(Dataset items)
****************************************

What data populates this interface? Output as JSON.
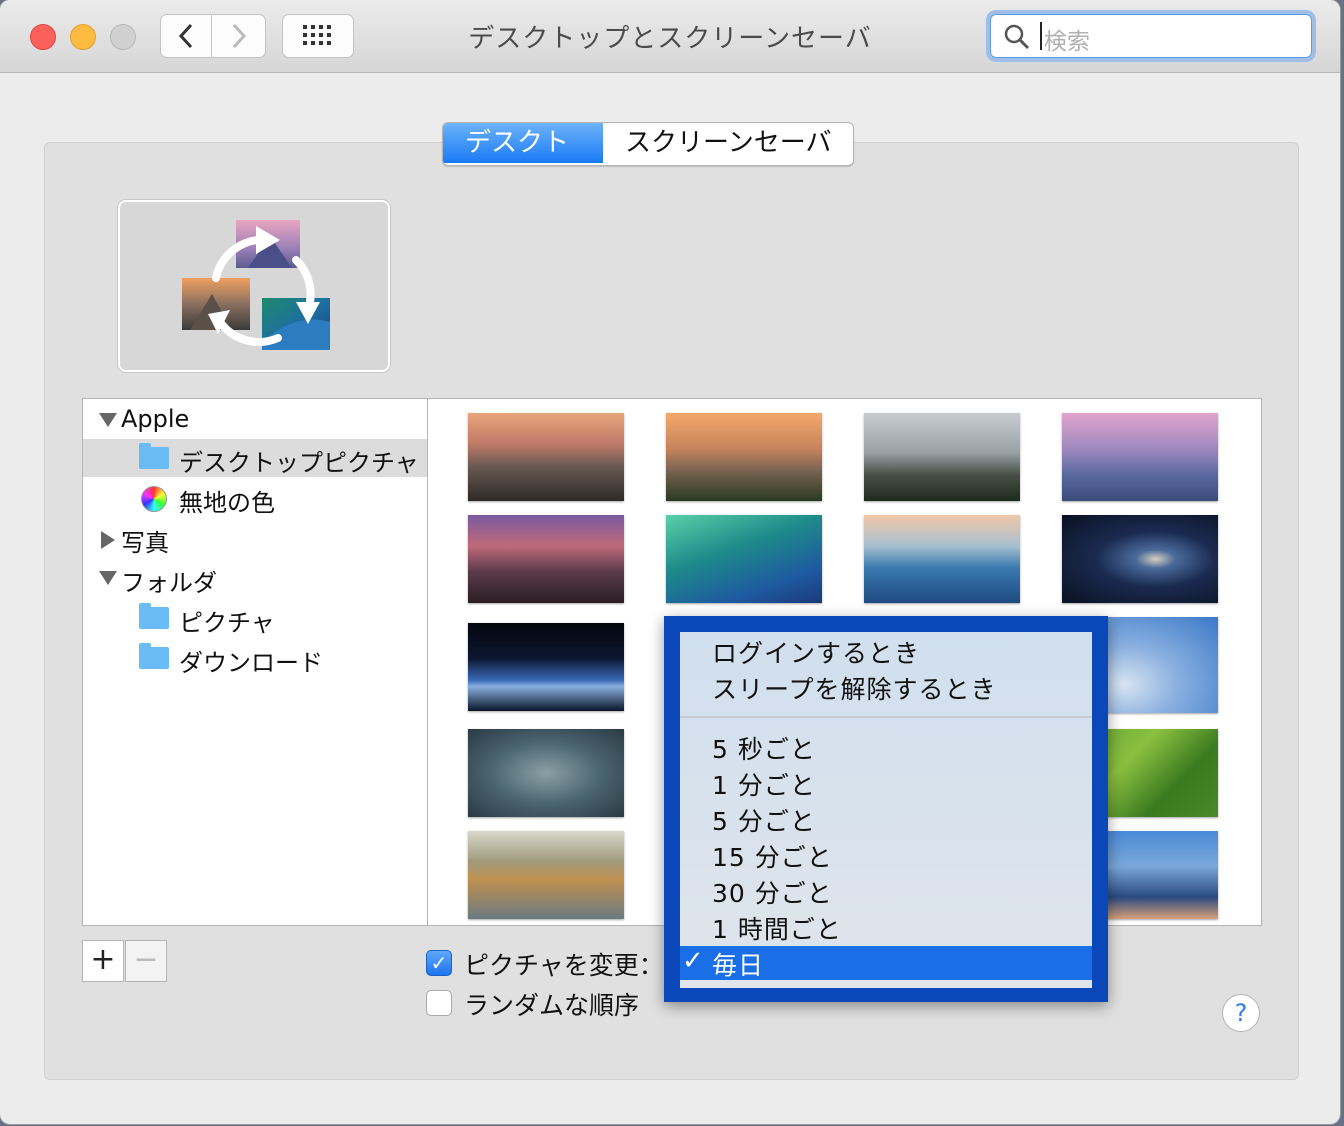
{
  "window": {
    "title": "デスクトップとスクリーンセーバ",
    "search_placeholder": "検索"
  },
  "tabs": [
    {
      "label": "デスクトップ",
      "active": true
    },
    {
      "label": "スクリーンセーバ",
      "active": false
    }
  ],
  "sourcelist": {
    "apple": "Apple",
    "desktop_pictures": "デスクトップピクチャ",
    "solid_colors": "無地の色",
    "photos": "写真",
    "folders": "フォルダ",
    "pictures": "ピクチャ",
    "downloads": "ダウンロード"
  },
  "controls": {
    "add": "+",
    "remove": "−",
    "change_picture": "ピクチャを変更：",
    "change_picture_checked": true,
    "random_order": "ランダムな順序",
    "random_order_checked": false,
    "help": "?"
  },
  "menu": {
    "items": [
      "ログインするとき",
      "スリープを解除するとき",
      "5 秒ごと",
      "1 分ごと",
      "5 分ごと",
      "15 分ごと",
      "30 分ごと",
      "1 時間ごと"
    ],
    "selected": "毎日",
    "check": "✓"
  }
}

****************************************

**Stated goal:** Quote in full the listing given above; the images are to be left out.

**Output for this exercise:**
What data populates this interface? Output as JSON.
{
  "window": {
    "title": "デスクトップとスクリーンセーバ",
    "search_placeholder": "検索"
  },
  "tabs": [
    {
      "label": "デスクトップ",
      "active": true
    },
    {
      "label": "スクリーンセーバ",
      "active": false
    }
  ],
  "sourcelist": {
    "apple": "Apple",
    "desktop_pictures": "デスクトップピクチャ",
    "solid_colors": "無地の色",
    "photos": "写真",
    "folders": "フォルダ",
    "pictures": "ピクチャ",
    "downloads": "ダウンロード"
  },
  "controls": {
    "add": "+",
    "remove": "−",
    "change_picture": "ピクチャを変更：",
    "change_picture_checked": true,
    "random_order": "ランダムな順序",
    "random_order_checked": false,
    "help": "?"
  },
  "menu": {
    "items": [
      "ログインするとき",
      "スリープを解除するとき",
      "5 秒ごと",
      "1 分ごと",
      "5 分ごと",
      "15 分ごと",
      "30 分ごと",
      "1 時間ごと"
    ],
    "selected": "毎日",
    "check": "✓"
  }
}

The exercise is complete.